### WHAT THE TASK ASKS
Pull out every line below containing the word "приложения".

### EXERCISE INPUT
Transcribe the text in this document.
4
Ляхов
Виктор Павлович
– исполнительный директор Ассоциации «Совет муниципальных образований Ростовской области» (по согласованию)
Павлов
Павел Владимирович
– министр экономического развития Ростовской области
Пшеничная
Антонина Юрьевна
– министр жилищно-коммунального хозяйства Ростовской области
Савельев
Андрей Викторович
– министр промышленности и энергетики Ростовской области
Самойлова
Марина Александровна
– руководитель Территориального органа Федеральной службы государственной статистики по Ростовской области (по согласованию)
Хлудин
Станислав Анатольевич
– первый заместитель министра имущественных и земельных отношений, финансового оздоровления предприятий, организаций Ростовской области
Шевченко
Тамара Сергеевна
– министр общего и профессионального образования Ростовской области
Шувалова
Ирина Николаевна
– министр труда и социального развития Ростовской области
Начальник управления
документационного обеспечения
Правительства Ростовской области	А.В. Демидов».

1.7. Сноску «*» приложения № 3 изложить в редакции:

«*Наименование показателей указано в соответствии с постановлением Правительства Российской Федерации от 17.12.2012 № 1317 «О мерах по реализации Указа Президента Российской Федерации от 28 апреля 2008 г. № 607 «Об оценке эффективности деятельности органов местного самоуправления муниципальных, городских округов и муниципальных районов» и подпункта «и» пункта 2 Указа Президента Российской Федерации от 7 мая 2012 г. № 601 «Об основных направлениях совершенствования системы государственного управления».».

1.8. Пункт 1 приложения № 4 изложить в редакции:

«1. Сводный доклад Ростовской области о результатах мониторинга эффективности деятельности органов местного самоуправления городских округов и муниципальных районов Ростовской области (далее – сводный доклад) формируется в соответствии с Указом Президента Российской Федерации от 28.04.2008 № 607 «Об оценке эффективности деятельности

### TASK RESPONSE
1.7. Сноску «*» приложения № 3 изложить в редакции:
1.8. Пункт 1 приложения № 4 изложить в редакции:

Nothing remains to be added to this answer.